### Provided records

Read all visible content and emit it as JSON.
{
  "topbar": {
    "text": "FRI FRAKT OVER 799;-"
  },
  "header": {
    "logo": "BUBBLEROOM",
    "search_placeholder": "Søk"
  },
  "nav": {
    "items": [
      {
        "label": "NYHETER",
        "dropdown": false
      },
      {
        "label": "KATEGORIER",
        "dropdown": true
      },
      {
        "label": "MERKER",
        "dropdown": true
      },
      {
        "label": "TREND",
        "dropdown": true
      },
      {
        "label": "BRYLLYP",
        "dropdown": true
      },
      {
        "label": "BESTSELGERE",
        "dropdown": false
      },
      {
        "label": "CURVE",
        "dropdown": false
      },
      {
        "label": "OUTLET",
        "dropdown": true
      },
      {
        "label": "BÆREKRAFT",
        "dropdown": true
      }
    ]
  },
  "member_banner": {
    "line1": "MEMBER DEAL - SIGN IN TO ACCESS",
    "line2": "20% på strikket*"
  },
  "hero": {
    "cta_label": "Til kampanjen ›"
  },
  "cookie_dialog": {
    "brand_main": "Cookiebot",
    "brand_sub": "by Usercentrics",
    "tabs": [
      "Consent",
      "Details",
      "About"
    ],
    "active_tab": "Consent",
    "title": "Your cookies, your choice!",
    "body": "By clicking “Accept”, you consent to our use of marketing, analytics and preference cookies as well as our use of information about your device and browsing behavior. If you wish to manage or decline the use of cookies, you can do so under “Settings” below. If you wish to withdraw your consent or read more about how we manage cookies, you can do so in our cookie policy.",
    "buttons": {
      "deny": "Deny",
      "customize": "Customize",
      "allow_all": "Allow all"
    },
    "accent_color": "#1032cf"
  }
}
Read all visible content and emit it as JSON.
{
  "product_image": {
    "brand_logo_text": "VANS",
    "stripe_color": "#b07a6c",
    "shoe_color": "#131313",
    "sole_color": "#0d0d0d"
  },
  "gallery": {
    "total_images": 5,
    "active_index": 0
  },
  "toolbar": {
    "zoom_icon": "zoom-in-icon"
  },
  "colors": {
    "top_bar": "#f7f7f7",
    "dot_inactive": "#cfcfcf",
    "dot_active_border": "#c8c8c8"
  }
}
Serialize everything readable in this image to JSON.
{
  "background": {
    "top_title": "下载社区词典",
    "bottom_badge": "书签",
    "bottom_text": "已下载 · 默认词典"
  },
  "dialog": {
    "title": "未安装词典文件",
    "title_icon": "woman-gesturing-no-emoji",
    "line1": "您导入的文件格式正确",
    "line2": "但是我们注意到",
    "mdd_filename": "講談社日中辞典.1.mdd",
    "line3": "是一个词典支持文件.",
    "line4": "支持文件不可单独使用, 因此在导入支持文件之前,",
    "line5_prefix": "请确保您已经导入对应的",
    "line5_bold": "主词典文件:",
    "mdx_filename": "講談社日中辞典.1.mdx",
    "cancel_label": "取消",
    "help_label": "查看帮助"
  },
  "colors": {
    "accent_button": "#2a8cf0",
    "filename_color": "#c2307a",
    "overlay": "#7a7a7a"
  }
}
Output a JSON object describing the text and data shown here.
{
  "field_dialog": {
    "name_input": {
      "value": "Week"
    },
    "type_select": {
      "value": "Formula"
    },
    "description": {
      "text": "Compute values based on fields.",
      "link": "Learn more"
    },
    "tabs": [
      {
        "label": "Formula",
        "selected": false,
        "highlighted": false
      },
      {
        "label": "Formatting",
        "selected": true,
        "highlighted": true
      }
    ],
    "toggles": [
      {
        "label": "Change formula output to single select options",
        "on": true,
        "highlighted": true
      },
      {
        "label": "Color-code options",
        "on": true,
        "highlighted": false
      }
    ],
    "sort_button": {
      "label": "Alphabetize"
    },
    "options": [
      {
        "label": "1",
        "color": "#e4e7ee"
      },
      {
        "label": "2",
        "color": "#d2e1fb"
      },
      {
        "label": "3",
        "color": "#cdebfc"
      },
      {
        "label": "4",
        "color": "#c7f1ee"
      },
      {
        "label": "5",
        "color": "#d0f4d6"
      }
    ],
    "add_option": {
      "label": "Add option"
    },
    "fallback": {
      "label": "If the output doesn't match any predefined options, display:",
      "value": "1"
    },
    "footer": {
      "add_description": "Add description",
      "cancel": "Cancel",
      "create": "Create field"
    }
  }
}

### Aim of the task
Take the entries and copy them out exactly.

### Exercise result
Read all visible content and emit it as JSON.
{
  "topbar": {
    "text": "FRI FRAKT OVER 799;-"
  },
  "header": {
    "logo": "BUBBLEROOM",
    "search_placeholder": "Søk"
  },
  "nav": {
    "items": [
      {
        "label": "NYHETER",
        "dropdown": false
      },
      {
        "label": "KATEGORIER",
        "dropdown": true
      },
      {
        "label": "MERKER",
        "dropdown": true
      },
      {
        "label": "TREND",
        "dropdown": true
      },
      {
        "label": "BRYLLYP",
        "dropdown": true
      },
      {
        "label": "BESTSELGERE",
        "dropdown": false
      },
      {
        "label": "CURVE",
        "dropdown": false
      },
      {
        "label": "OUTLET",
        "dropdown": true
      },
      {
        "label": "BÆREKRAFT",
        "dropdown": true
      }
    ]
  },
  "member_banner": {
    "line1": "MEMBER DEAL - SIGN IN TO ACCESS",
    "line2": "20% på strikket*"
  },
  "hero": {
    "cta_label": "Til kampanjen ›"
  },
  "cookie_dialog": {
    "brand_main": "Cookiebot",
    "brand_sub": "by Usercentrics",
    "tabs": [
      "Consent",
      "Details",
      "About"
    ],
    "active_tab": "Consent",
    "title": "Your cookies, your choice!",
    "body": "By clicking “Accept”, you consent to our use of marketing, analytics and preference cookies as well as our use of information about your device and browsing behavior. If you wish to manage or decline the use of cookies, you can do so under “Settings” below. If you wish to withdraw your consent or read more about how we manage cookies, you can do so in our cookie policy.",
    "buttons": {
      "deny": "Deny",
      "customize": "Customize",
      "allow_all": "Allow all"
    },
    "accent_color": "#1032cf"
  }
}
Read all visible content and emit it as JSON.
{
  "product_image": {
    "brand_logo_text": "VANS",
    "stripe_color": "#b07a6c",
    "shoe_color": "#131313",
    "sole_color": "#0d0d0d"
  },
  "gallery": {
    "total_images": 5,
    "active_index": 0
  },
  "toolbar": {
    "zoom_icon": "zoom-in-icon"
  },
  "colors": {
    "top_bar": "#f7f7f7",
    "dot_inactive": "#cfcfcf",
    "dot_active_border": "#c8c8c8"
  }
}
Serialize everything readable in this image to JSON.
{
  "background": {
    "top_title": "下载社区词典",
    "bottom_badge": "书签",
    "bottom_text": "已下载 · 默认词典"
  },
  "dialog": {
    "title": "未安装词典文件",
    "title_icon": "woman-gesturing-no-emoji",
    "line1": "您导入的文件格式正确",
    "line2": "但是我们注意到",
    "mdd_filename": "講談社日中辞典.1.mdd",
    "line3": "是一个词典支持文件.",
    "line4": "支持文件不可单独使用, 因此在导入支持文件之前,",
    "line5_prefix": "请确保您已经导入对应的",
    "line5_bold": "主词典文件:",
    "mdx_filename": "講談社日中辞典.1.mdx",
    "cancel_label": "取消",
    "help_label": "查看帮助"
  },
  "colors": {
    "accent_button": "#2a8cf0",
    "filename_color": "#c2307a",
    "overlay": "#7a7a7a"
  }
}
Output a JSON object describing the text and data shown here.
{
  "field_dialog": {
    "name_input": {
      "value": "Week"
    },
    "type_select": {
      "value": "Formula"
    },
    "description": {
      "text": "Compute values based on fields.",
      "link": "Learn more"
    },
    "tabs": [
      {
        "label": "Formula",
        "selected": false,
        "highlighted": false
      },
      {
        "label": "Formatting",
        "selected": true,
        "highlighted": true
      }
    ],
    "toggles": [
      {
        "label": "Change formula output to single select options",
        "on": true,
        "highlighted": true
      },
      {
        "label": "Color-code options",
        "on": true,
        "highlighted": false
      }
    ],
    "sort_button": {
      "label": "Alphabetize"
    },
    "options": [
      {
        "label": "1",
        "color": "#e4e7ee"
      },
      {
        "label": "2",
        "color": "#d2e1fb"
      },
      {
        "label": "3",
        "color": "#cdebfc"
      },
      {
        "label": "4",
        "color": "#c7f1ee"
      },
      {
        "label": "5",
        "color": "#d0f4d6"
      }
    ],
    "add_option": {
      "label": "Add option"
    },
    "fallback": {
      "label": "If the output doesn't match any predefined options, display:",
      "value": "1"
    },
    "footer": {
      "add_description": "Add description",
      "cancel": "Cancel",
      "create": "Create field"
    }
  }
}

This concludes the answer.